What is needed:
Answer these questions about the passage on sacrifice and the church:
(a) Under what condition is an act of compassion not a sacrifice?
(b) What does the passage say is offered to God as a universal sacrifice?
(c) In what does the church regularly celebrate this sacrifice?

Document segment:
+---+
Tuesday, March 9, 2010

Augustine on sacrifice, ethics and the church

"thus the true sacrifice is offered in every act which is designed to unite us to God in holy fellowship, every act, that is, which is directed to that final Good which makes possible our true felicity. For that reason even an act of compassion itself is not a sacrifice, if it is not done for the sake of God...the whole redeemed community, that is to say, the congregation and fellowship of the saints, is offered to God as a universal sacrifice, through the great priest who offered himself in his suffering for us-so that we might be the body of so great a head-in the form of a servant....This is the sacrifice of Christians, who are many, making up one body in Christ'. This is the sacrifice which the church regularly celbrates in the sacrament of the altar,a sacrament well known to the faithful where it is shown to the church that she herself is offered in the offering which she presents to God"
+---+
(Element position data)
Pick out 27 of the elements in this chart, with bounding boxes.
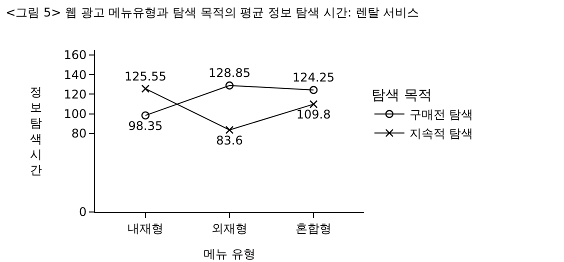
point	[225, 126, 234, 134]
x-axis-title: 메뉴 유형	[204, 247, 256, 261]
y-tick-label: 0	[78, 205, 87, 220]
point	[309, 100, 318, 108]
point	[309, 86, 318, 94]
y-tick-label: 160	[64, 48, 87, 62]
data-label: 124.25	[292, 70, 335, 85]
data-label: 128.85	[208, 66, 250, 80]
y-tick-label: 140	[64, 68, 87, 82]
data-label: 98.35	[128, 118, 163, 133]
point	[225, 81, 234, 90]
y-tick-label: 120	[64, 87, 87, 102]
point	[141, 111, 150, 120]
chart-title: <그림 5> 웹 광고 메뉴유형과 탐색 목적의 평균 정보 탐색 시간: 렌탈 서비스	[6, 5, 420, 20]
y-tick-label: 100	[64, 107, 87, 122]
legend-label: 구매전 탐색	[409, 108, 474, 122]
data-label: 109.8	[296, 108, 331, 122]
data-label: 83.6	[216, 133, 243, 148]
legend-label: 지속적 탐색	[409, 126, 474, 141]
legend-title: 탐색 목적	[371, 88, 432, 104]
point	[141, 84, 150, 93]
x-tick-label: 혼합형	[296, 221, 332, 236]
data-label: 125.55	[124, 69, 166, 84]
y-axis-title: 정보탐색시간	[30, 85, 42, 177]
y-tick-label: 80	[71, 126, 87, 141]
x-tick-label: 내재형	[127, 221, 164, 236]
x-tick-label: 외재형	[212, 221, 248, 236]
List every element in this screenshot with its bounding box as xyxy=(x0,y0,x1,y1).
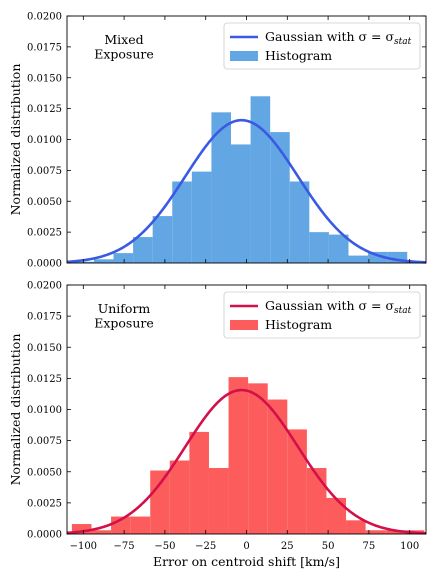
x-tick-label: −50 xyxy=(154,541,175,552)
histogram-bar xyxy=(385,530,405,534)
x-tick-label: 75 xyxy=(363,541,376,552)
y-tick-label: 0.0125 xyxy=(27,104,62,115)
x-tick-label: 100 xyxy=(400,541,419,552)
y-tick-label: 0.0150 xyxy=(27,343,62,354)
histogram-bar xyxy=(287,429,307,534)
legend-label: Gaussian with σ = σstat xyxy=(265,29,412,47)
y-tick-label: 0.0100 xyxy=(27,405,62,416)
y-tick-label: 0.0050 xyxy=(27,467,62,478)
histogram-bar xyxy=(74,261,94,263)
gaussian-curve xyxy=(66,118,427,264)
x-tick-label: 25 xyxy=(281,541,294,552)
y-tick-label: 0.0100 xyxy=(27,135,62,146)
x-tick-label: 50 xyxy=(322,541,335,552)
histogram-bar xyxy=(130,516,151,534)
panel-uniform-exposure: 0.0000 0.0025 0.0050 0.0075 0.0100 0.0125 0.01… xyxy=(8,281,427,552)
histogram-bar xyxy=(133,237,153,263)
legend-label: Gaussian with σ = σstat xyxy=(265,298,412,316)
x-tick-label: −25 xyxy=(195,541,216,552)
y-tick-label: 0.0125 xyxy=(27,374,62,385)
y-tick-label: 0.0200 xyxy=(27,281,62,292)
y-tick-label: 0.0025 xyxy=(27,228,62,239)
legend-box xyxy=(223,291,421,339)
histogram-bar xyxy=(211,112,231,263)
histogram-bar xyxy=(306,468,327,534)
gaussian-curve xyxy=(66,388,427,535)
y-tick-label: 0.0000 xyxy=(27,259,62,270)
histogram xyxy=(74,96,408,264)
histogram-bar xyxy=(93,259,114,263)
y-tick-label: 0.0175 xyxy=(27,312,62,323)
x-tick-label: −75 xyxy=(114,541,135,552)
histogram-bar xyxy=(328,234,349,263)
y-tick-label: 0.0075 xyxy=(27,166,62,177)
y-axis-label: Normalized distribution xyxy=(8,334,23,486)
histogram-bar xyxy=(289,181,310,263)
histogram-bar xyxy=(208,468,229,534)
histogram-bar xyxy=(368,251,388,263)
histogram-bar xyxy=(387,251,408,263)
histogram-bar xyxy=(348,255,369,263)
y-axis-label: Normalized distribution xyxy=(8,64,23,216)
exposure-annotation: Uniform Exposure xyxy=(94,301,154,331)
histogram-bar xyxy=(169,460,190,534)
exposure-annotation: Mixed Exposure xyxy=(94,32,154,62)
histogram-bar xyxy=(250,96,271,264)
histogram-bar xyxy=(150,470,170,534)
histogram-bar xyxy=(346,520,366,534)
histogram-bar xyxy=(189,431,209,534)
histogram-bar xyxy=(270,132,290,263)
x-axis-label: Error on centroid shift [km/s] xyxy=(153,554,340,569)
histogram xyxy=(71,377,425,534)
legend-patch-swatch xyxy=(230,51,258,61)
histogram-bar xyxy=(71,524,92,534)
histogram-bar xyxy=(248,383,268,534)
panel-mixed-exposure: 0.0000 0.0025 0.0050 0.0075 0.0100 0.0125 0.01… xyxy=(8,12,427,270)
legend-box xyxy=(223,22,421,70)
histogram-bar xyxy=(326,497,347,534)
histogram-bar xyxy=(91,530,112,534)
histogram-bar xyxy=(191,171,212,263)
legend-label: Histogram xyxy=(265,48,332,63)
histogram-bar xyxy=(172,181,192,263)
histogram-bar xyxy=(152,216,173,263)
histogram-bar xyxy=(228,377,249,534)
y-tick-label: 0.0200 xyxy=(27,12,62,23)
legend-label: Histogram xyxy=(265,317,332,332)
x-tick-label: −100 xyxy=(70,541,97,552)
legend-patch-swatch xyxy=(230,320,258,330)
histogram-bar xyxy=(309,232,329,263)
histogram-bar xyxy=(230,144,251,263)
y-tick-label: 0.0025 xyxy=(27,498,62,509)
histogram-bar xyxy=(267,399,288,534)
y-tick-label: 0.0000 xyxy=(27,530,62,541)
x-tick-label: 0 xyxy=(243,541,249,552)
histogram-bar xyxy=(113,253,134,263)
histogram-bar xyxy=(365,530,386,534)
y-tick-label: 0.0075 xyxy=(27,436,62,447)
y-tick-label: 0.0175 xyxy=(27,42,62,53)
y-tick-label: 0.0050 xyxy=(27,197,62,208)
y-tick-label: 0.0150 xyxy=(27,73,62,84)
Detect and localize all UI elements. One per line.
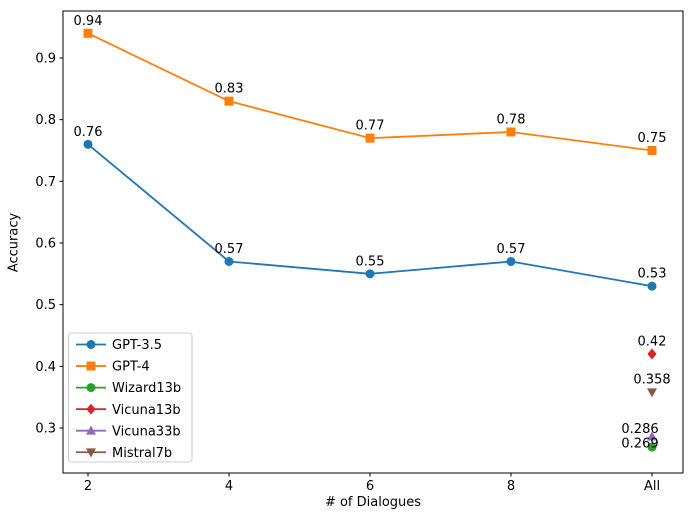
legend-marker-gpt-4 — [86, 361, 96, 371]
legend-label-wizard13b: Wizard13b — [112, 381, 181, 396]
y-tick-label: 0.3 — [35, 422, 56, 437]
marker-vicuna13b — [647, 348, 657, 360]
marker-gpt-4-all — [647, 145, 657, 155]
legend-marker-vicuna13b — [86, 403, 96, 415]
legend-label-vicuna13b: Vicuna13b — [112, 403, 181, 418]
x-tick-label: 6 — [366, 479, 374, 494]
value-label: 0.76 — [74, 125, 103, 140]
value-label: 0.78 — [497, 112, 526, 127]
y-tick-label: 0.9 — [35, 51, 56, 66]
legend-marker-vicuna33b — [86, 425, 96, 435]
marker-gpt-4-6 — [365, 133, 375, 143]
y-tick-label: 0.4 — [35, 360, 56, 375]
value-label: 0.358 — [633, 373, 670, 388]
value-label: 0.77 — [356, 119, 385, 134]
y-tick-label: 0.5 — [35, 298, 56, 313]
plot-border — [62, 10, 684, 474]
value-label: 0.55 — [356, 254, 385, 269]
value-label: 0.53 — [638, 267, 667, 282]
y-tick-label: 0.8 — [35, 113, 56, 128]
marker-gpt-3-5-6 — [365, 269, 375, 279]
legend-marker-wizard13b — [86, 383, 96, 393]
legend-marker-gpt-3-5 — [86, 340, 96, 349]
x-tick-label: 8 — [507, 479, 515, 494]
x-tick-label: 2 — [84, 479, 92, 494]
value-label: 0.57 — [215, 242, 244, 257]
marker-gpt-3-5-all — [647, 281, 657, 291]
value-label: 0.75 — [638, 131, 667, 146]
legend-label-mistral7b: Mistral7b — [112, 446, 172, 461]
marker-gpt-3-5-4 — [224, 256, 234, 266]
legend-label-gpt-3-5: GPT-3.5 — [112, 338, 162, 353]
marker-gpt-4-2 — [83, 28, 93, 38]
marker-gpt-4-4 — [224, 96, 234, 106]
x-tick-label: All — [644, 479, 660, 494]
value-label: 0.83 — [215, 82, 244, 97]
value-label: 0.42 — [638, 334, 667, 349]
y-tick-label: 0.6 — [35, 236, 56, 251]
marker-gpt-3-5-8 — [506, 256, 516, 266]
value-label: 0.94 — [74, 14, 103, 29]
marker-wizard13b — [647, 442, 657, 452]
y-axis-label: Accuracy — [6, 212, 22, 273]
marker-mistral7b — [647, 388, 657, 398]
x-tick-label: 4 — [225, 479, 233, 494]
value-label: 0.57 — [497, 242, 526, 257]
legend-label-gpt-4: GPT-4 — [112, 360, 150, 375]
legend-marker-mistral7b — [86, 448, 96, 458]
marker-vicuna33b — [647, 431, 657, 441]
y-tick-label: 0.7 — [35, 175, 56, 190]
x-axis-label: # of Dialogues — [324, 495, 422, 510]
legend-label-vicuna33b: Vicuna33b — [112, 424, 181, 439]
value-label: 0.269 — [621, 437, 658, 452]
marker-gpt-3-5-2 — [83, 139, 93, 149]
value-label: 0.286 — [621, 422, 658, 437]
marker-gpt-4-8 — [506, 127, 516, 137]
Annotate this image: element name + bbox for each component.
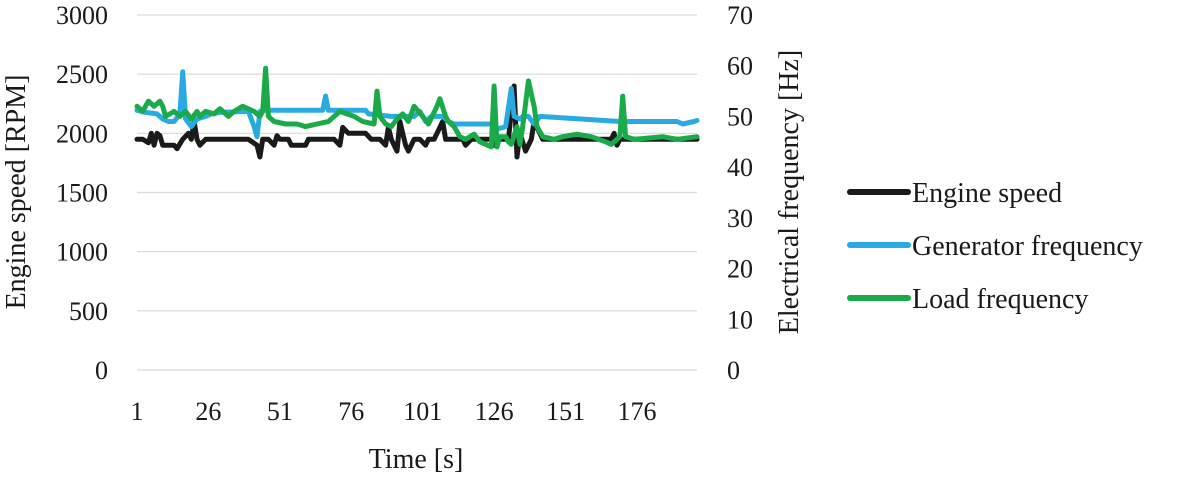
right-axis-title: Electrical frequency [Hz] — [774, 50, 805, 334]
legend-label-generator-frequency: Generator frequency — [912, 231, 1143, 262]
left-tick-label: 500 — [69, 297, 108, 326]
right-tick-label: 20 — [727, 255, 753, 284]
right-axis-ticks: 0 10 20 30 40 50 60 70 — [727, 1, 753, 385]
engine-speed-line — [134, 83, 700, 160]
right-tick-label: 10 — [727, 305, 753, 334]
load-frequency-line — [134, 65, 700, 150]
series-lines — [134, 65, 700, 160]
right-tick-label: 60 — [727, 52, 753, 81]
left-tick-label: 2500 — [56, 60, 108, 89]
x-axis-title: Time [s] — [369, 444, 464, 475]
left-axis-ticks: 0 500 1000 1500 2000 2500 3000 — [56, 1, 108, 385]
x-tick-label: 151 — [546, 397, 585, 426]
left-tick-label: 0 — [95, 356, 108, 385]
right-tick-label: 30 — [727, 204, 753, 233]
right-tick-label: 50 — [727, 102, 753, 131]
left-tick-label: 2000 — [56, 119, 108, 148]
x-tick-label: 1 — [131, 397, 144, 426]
+---+
Solution to the exercise:
(a) If it is not done for the sake of God.
(b) The whole redeemed community, that is, the congregation and fellowship of the saints.
(c) In the sacrament of the altar.